Reading text —
Applying this algorithm to the sample data set proved its use; while direct comparison to OCR would yield false negatives 52% of the time, adding in the LCS algorithm resulted in false negatives for only 3% of the words. These false negatives occurred only when both OCR readings agreed on an incorrect interpretation of a letter. User testing showed that at this frequency, when a false negative did occur players would often assume that they themselves had made an unnoticed typo rather than attributing the error to the game. Since there is an unknown portion of every word, every word does have the potential to result in a false positive if the player’s typo happens to fall in the unknown portion. However, because the unknown portion of each word is usually rather small, this means that the chance to throw a false positive is equally small. This is much improved over using a “ReCaptcha-style” method where false positives occur at minimum 50% of the time.


The percentage of words in sample data provided by the BHL that can have their correct answers identified algorithmically by either the LCS algorithm or having one OCR reading correct.

All together now

Combining the LCS algorithm, comparison to other players’ inputs, and direct comparison to OCR readings into a three tiered approach, Smorball and Beanstalk are able to, with great success, infer players’ data correction accuracy for any given word and provide player feedback with minimal false negatives and false positives.

Upon a player’s submission of a word, the games’ first check is to compare that word to both OCR readings, and any previously accepted player submissions. If the player’s word matches any of those, that entry in the database has its score increased by 1, which will eventually be used to select the most accurate answer. This check serves two purposes. First, it reduces tax on the game, as in approximately 50% of all OCR disagreements, one of the OCR readings is correct. Second, this check begins to mediate the few cases in which the LCS algorithm marks correctly typed words as incorrect. Since previous players’ submissions are also possibilities for this check, even in cases when neither OCR is correct, and the LCS algorithm fails, players will still often have their correct answers marked as correct. In essence, in the 3% of cases where neither OCR option is correct and the LCS algorithm fails, a single player will be frustrated by being marked ‘incorrect’ when she should be marked ‘correct’ for that word once, and all future players will be rewarded correctly.


Logical flow for saving player inputs to the database in Beanstalk and Smorball

If the player’s word matches neither the OCR readings nor previous submissions, the game system runs the word through the LCS algorithm. This is particularly relevant in the approximately 48% of cases where neither OCR output is correct, for OCR disagreements that haven’t been played before. In these cases, if the player’s word passes the LCS algorithm, it is inserted into the database as a new option for future players to input, and the player is marked ‘correct.’

If the player’s word matches none of the above, it is checked against a weaker LCS algorithm, which allows for a specific number of character discrepancies from the LCS. If it passes this algorithm, then one of two things has happened: either the player made a small typo, or the original LCS algorithm failed. Because it might be a typo, the game marks the player as ‘incorrect.’ However, because it’s possible they typed the right word and the LCS algorithm failed, their submission is still entered into the database to see if future players agree with it. If their word fails the weak LCS algorithm, however, it bears no relation to the OCR output and can be safely discarded as a garbage word. This prevents players from being able to ‘seed’ the database with garbage words to attempt to ensure future matches.

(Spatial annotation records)
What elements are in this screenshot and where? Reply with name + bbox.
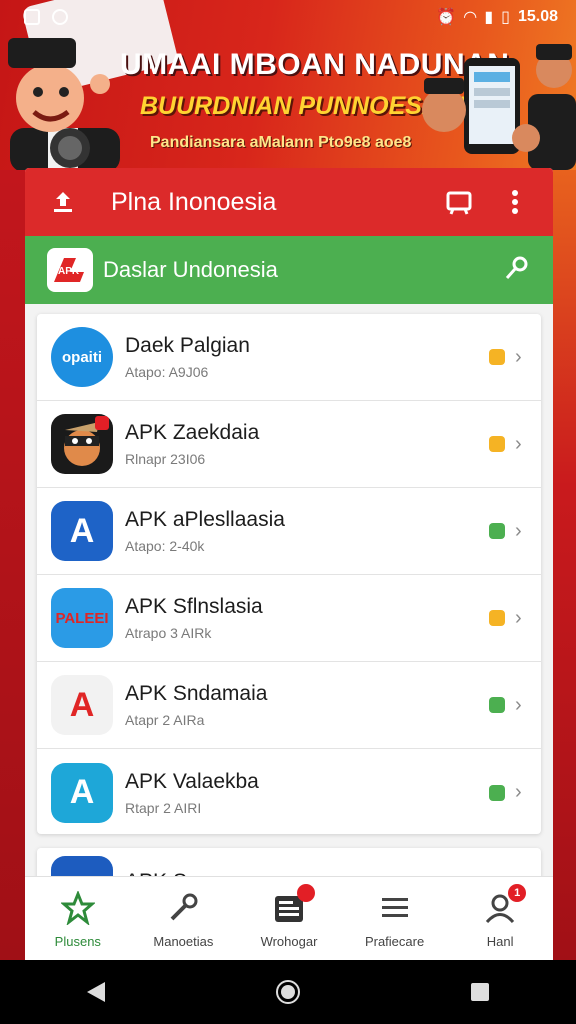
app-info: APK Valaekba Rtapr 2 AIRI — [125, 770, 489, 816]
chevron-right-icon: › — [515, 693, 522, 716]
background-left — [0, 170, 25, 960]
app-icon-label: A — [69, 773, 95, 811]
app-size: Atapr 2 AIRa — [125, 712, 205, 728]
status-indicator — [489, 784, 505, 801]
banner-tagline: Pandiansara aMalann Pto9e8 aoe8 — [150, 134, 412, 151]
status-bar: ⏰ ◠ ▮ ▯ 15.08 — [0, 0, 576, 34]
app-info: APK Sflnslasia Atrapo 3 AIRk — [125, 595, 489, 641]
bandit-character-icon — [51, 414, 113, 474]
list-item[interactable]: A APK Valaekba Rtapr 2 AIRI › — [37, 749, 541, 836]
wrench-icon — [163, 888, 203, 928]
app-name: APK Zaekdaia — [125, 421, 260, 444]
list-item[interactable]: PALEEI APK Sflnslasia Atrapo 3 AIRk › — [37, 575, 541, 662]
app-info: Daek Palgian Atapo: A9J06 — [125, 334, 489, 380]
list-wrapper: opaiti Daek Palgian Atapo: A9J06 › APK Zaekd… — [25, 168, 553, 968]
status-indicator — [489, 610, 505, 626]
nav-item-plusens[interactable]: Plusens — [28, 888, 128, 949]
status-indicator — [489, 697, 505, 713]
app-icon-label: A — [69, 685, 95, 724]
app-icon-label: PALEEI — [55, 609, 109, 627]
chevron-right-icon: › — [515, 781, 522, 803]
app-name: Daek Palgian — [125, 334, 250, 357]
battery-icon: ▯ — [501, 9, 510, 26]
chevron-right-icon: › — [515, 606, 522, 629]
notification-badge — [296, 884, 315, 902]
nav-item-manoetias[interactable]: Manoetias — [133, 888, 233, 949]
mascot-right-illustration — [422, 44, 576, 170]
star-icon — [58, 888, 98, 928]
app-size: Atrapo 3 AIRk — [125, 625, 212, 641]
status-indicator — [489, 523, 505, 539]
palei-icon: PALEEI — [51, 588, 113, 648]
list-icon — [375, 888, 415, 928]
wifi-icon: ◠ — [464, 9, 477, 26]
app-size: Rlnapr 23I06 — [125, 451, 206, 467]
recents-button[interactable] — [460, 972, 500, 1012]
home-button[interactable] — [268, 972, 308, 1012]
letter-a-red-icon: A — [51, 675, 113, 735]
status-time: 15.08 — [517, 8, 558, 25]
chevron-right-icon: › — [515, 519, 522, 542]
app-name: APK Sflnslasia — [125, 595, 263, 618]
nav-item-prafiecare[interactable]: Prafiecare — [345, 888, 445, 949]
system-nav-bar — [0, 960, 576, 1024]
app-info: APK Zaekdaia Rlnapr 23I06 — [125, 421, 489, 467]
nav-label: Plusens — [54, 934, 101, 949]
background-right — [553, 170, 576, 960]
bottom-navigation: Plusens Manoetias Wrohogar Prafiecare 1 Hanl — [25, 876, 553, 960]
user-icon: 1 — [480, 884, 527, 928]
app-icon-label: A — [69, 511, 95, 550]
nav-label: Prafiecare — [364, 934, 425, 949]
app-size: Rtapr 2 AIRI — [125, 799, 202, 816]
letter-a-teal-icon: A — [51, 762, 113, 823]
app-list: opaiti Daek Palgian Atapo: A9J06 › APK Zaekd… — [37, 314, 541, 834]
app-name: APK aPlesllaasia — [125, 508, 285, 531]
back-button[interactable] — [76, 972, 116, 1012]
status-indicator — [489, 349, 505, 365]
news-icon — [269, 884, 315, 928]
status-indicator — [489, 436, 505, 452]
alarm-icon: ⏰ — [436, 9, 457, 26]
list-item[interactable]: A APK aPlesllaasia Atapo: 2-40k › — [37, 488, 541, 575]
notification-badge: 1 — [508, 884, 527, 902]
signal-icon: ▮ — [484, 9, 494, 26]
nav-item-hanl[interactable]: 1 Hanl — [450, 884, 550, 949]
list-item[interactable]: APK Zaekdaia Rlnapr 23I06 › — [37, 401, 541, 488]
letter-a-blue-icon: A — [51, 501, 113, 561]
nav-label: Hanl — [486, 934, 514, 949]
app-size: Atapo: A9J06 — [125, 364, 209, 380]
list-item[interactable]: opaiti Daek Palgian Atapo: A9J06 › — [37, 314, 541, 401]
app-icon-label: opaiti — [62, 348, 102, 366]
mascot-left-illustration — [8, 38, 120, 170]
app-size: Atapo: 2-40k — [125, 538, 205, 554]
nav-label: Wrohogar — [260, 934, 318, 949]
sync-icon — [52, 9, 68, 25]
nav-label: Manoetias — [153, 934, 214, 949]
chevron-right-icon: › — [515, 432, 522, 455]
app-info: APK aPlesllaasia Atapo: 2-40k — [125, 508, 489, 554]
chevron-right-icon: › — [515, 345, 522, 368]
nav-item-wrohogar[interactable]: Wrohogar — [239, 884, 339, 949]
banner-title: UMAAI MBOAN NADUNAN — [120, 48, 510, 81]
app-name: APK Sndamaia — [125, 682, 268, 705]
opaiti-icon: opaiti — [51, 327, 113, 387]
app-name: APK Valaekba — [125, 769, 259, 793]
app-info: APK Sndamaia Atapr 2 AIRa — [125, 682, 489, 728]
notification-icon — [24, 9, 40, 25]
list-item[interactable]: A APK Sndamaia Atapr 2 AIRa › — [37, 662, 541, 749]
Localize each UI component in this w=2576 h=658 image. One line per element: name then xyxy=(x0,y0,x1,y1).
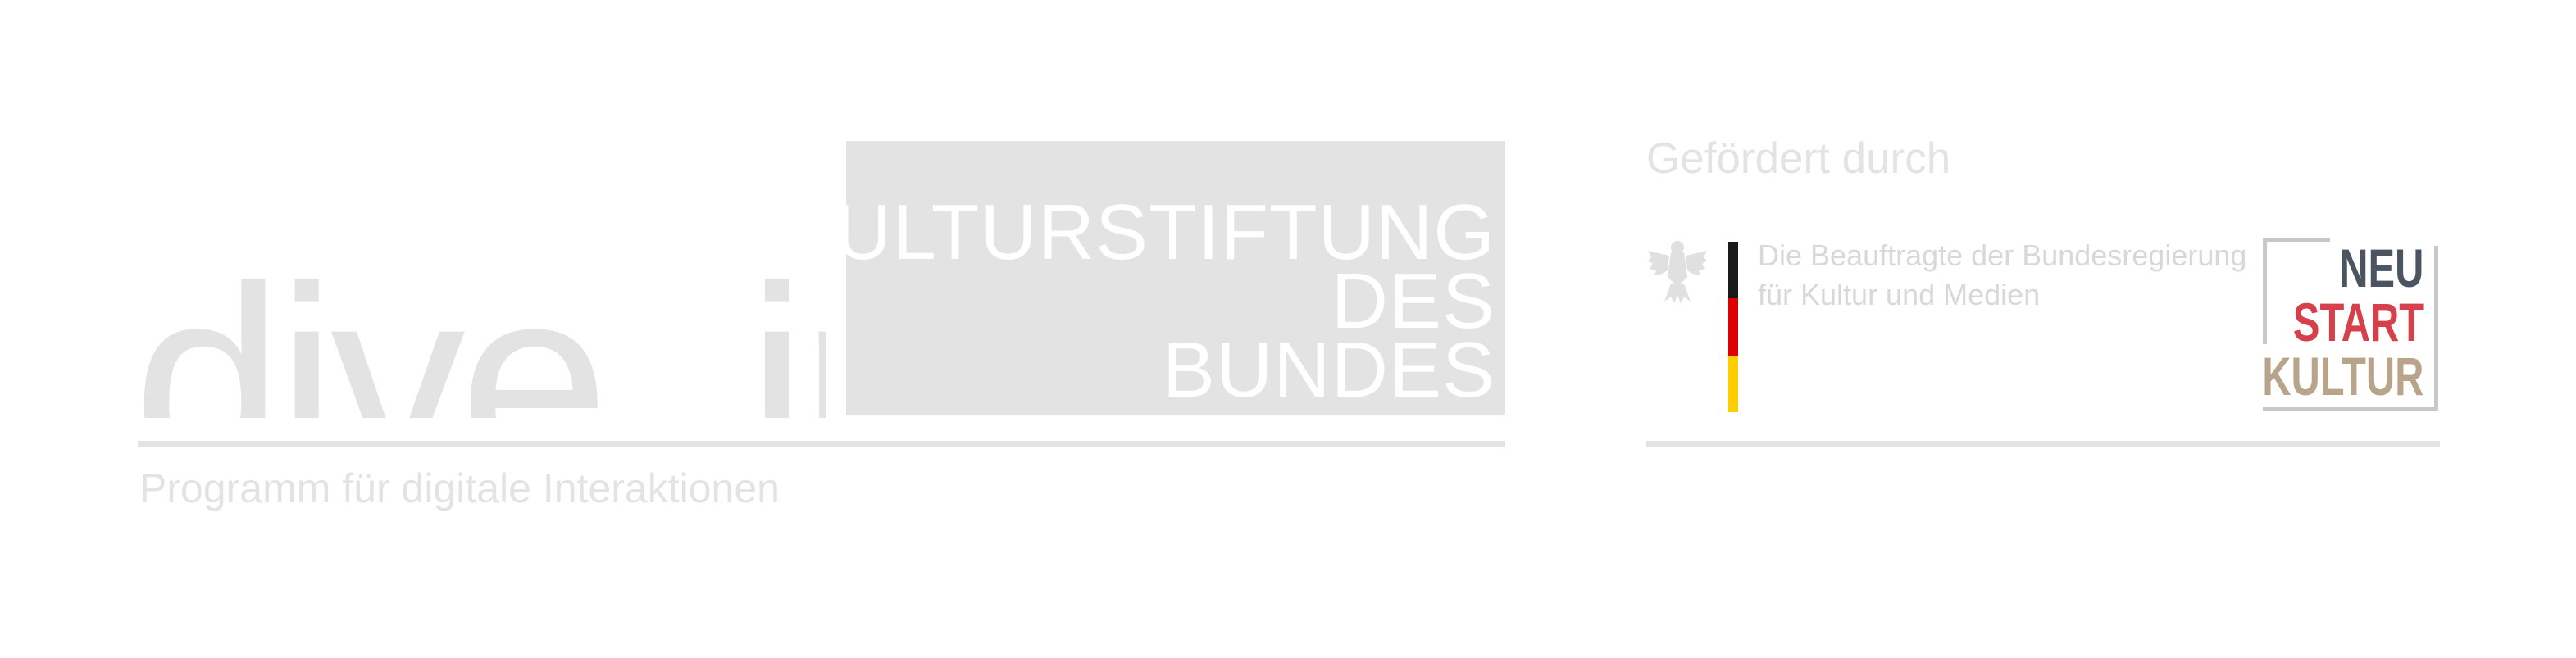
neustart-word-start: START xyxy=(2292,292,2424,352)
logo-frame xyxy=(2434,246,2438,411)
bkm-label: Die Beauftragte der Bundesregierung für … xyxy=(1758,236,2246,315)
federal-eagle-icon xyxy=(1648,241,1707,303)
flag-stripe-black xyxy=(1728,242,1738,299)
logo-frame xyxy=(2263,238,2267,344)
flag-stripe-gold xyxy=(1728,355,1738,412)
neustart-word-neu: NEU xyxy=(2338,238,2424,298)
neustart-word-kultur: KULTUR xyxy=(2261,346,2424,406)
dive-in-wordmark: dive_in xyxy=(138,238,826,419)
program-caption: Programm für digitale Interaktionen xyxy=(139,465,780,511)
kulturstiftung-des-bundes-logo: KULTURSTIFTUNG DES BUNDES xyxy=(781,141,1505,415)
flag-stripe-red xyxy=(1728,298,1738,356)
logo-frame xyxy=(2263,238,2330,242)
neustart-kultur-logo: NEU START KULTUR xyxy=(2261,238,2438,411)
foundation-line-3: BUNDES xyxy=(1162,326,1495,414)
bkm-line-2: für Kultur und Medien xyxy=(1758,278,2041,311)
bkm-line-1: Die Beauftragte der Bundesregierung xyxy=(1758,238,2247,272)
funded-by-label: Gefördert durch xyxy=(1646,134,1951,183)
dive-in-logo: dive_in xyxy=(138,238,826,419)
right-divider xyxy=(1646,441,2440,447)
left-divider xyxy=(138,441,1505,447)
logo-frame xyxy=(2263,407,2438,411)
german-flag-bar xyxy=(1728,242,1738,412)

==

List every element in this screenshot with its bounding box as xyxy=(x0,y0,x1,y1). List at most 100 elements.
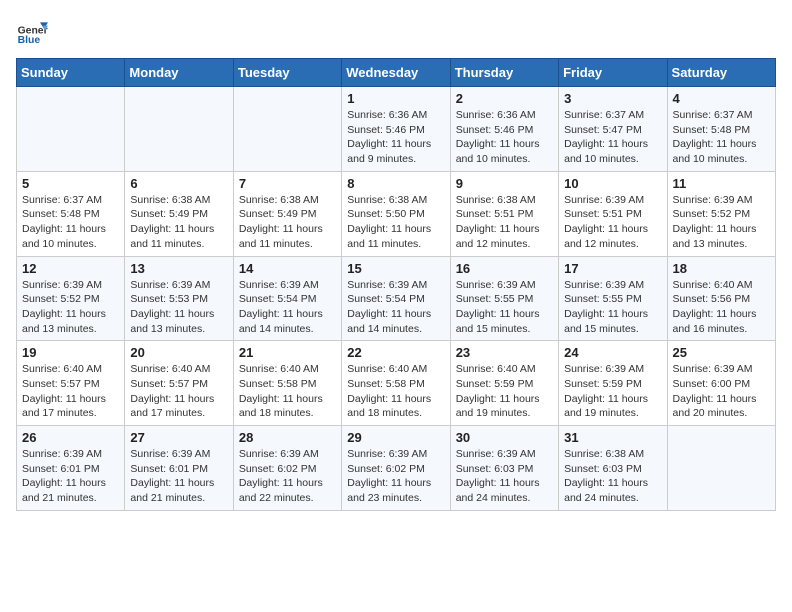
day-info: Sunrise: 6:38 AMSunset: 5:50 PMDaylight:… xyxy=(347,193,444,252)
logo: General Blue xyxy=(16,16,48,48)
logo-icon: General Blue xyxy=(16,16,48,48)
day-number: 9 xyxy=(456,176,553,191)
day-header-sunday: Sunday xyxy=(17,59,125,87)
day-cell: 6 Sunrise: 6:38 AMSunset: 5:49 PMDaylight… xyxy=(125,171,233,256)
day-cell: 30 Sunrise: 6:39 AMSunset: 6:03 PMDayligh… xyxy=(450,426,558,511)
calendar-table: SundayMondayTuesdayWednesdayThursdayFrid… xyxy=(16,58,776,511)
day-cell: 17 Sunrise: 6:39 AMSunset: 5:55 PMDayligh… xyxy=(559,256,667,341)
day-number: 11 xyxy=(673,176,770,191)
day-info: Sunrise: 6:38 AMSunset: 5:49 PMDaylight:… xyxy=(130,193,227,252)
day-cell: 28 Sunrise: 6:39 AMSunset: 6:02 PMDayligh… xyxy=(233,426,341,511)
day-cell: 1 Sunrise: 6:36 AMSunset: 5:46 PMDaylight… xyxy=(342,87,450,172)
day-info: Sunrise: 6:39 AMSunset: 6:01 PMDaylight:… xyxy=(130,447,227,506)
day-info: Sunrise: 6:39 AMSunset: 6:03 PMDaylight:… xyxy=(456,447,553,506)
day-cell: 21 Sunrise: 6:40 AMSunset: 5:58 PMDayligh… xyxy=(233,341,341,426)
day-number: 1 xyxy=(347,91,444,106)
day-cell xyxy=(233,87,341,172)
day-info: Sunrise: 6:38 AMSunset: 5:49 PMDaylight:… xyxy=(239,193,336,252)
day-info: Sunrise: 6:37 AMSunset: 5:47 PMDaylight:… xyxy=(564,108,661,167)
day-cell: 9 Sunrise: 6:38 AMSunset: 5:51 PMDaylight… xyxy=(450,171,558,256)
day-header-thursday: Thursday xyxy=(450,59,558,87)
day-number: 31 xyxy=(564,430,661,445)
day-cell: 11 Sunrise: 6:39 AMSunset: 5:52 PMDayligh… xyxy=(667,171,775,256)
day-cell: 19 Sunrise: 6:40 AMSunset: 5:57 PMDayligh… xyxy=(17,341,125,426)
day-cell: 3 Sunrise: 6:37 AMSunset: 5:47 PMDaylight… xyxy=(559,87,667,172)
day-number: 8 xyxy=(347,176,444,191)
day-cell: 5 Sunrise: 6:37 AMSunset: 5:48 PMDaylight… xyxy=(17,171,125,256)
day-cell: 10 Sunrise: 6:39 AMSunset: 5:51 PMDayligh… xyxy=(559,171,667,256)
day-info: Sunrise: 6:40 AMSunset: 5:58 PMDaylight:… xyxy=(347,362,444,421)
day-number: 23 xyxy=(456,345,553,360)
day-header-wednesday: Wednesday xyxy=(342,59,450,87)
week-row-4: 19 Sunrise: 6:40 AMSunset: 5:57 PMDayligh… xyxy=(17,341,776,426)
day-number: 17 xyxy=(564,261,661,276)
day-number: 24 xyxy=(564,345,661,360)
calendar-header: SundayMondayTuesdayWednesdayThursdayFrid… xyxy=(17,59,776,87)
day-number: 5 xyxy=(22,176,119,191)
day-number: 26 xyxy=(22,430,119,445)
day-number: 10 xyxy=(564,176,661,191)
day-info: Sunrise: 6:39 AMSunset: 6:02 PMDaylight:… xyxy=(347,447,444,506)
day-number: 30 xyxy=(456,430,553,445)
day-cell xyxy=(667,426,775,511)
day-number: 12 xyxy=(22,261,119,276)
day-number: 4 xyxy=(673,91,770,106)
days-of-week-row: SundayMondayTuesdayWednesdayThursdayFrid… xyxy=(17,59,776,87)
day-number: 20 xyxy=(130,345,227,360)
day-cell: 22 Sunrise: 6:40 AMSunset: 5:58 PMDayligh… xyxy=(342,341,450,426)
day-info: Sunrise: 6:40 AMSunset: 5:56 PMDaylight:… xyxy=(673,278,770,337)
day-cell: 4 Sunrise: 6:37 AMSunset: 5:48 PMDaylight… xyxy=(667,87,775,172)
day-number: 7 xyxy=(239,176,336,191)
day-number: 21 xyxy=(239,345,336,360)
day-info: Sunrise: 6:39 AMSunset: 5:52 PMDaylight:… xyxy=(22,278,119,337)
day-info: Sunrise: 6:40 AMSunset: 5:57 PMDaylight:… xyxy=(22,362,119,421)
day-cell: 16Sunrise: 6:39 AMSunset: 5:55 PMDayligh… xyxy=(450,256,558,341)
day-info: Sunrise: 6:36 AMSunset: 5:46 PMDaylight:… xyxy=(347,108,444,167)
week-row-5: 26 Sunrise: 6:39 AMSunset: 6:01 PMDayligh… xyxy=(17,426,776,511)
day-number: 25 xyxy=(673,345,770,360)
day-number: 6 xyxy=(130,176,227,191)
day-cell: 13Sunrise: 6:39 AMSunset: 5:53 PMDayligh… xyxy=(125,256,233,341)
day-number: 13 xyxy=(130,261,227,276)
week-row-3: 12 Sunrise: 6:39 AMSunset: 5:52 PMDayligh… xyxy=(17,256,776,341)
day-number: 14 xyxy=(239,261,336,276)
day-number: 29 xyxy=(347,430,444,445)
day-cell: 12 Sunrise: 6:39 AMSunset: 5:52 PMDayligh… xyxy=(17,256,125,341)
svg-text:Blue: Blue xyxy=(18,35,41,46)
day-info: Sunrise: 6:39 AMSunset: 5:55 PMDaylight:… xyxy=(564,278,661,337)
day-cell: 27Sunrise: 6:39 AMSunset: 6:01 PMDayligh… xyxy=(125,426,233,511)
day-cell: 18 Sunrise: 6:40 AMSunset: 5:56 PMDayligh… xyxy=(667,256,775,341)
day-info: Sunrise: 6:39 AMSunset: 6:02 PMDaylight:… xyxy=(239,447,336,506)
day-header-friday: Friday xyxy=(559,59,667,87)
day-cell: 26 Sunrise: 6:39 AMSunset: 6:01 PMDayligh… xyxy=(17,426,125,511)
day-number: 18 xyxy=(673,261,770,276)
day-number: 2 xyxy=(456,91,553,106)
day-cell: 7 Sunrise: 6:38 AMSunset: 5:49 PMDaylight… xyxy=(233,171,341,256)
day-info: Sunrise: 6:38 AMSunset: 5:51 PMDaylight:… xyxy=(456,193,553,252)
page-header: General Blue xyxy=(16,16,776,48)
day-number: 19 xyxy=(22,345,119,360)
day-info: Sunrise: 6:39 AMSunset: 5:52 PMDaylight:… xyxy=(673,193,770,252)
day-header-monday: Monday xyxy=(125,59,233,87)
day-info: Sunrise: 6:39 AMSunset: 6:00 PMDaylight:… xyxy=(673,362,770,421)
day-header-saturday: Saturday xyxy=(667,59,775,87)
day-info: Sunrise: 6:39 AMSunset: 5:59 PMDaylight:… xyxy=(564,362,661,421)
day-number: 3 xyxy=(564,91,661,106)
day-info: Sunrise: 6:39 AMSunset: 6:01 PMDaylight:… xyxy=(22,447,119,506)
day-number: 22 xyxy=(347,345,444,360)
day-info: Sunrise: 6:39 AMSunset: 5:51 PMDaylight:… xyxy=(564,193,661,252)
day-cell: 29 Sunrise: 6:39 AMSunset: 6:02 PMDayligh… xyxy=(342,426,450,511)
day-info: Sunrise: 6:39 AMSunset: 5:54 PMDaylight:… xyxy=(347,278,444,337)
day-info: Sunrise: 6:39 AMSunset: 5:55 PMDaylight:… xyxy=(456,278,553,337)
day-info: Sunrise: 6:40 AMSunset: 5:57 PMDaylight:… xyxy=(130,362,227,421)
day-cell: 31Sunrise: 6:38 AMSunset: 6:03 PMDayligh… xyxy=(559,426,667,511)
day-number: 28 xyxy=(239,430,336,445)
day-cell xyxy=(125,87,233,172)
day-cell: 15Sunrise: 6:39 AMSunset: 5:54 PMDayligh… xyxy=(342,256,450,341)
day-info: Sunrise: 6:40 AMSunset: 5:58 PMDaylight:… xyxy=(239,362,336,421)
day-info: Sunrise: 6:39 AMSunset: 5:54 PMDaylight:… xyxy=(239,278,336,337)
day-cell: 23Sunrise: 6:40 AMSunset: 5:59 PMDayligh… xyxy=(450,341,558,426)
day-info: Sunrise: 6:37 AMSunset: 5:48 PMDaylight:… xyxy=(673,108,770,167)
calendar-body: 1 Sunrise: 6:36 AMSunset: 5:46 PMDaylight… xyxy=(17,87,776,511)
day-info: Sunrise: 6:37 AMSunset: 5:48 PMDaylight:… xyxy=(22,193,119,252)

Work instructions —
1. Write out the stretch of the passage on word checking from "If the player’s word matches none" through "ensure future matches.".
2. Answer these about the passage on word checking:
(a) With the LCS algorithm added, what share of words gave false negatives?
(b) What is the games' first check when a player submits a word?
(c) What happens to a word that fails the weaker LCS algorithm?
The entries are material apart from the passage on word checking.

Answers to the tasks —
1.
If the player’s word matches none of the above, it is checked against a weaker LCS algorithm, which allows for a specific number of character discrepancies from the LCS. If it passes this algorithm, then one of two things has happened: either the player made a small typo, or the original LCS algorithm failed. Because it might be a typo, the game marks the player as ‘incorrect.’ However, because it’s possible they typed the right word and the LCS algorithm failed, their submission is still entered into the database to see if future players agree with it. If their word fails the weak LCS algorithm, however, it bears no relation to the OCR output and can be safely discarded as a garbage word. This prevents players from being able to ‘seed’ the database with garbage words to attempt to ensure future matches.

2.
(a) 3% of the words.
(b) The word is compared to both OCR readings and to any previously accepted player submissions.
(c) It is discarded as a garbage word.